Available records
[start]
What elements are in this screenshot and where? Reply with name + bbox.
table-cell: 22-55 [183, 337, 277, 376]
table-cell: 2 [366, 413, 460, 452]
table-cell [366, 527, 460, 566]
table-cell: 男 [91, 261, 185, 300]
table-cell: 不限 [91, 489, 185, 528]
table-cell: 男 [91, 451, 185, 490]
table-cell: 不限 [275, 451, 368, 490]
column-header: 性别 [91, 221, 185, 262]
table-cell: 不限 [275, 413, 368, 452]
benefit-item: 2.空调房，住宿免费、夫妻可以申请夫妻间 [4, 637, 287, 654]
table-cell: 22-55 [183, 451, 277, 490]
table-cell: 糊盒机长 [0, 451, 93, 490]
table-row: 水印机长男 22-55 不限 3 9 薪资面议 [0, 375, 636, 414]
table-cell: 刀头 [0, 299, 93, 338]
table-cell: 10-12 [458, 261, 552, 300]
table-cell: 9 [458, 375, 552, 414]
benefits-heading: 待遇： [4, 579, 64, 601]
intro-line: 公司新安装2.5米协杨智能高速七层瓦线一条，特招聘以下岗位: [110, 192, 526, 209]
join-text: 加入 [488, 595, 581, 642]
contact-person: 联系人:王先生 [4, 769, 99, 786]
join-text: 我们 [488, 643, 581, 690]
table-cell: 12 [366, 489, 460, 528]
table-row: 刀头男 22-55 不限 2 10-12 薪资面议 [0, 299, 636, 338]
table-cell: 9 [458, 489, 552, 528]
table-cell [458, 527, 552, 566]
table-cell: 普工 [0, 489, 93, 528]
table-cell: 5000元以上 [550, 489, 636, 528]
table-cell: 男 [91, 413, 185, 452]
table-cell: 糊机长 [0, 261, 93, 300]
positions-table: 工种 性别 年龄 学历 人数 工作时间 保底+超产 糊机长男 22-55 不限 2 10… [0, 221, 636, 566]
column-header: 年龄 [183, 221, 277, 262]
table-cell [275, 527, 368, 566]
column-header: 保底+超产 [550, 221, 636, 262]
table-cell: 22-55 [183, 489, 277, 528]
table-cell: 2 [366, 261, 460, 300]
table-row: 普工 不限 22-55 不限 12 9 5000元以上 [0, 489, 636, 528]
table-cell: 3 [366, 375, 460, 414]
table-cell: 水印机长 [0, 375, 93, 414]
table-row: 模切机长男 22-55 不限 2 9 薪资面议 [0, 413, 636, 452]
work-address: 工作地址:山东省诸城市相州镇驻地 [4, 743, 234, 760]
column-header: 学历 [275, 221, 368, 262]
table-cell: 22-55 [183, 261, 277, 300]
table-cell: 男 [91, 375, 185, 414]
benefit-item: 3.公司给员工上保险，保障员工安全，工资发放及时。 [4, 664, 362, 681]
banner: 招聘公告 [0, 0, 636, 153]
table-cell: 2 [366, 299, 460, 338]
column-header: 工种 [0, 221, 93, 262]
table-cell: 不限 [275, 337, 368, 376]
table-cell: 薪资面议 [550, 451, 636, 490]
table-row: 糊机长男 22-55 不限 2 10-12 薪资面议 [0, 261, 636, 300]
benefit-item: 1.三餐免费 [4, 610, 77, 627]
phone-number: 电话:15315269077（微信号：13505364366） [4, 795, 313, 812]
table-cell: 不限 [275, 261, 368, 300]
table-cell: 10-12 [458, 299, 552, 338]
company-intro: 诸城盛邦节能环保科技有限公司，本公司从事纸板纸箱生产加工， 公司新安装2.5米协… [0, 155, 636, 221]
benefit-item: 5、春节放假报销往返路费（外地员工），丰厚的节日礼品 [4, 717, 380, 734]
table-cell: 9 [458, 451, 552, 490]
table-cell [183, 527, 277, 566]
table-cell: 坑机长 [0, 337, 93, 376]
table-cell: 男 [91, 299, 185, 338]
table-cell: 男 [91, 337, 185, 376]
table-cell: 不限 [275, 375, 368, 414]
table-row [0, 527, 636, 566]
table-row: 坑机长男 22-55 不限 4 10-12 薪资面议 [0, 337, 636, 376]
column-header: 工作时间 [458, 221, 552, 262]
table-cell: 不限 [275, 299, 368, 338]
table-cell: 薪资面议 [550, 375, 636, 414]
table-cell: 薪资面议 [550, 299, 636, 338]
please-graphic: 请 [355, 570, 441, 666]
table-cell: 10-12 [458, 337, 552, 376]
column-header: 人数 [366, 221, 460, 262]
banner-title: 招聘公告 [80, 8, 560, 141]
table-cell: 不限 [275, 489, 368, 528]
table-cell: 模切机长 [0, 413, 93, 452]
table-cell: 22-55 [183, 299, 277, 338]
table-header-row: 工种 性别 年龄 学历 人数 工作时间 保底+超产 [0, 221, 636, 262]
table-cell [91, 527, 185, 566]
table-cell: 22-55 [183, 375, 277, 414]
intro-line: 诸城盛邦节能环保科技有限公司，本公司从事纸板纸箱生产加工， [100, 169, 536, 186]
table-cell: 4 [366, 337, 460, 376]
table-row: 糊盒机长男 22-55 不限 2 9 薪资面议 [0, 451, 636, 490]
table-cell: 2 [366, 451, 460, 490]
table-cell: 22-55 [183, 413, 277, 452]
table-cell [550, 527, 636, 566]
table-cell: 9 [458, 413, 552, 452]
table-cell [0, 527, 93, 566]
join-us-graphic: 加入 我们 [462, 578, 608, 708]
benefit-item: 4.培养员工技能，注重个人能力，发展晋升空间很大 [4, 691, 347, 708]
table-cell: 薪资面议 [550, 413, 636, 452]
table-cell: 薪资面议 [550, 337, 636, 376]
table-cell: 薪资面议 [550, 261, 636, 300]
[end]
Exercise instructions
Locate each line in the entries above that contains the string "薪资面议", and copy every such line in full.

Complete output
table-row: 水印机长男 22-55 不限 3 9 薪资面议 [0, 375, 636, 414]
table-row: 刀头男 22-55 不限 2 10-12 薪资面议 [0, 299, 636, 338]
table-row: 模切机长男 22-55 不限 2 9 薪资面议 [0, 413, 636, 452]
table-cell: 薪资面议 [550, 451, 636, 490]
table-row: 糊机长男 22-55 不限 2 10-12 薪资面议 [0, 261, 636, 300]
table-row: 坑机长男 22-55 不限 4 10-12 薪资面议 [0, 337, 636, 376]
table-cell: 薪资面议 [550, 375, 636, 414]
table-cell: 薪资面议 [550, 299, 636, 338]
table-row: 糊盒机长男 22-55 不限 2 9 薪资面议 [0, 451, 636, 490]
table-cell: 薪资面议 [550, 413, 636, 452]
table-cell: 薪资面议 [550, 337, 636, 376]
table-cell: 薪资面议 [550, 261, 636, 300]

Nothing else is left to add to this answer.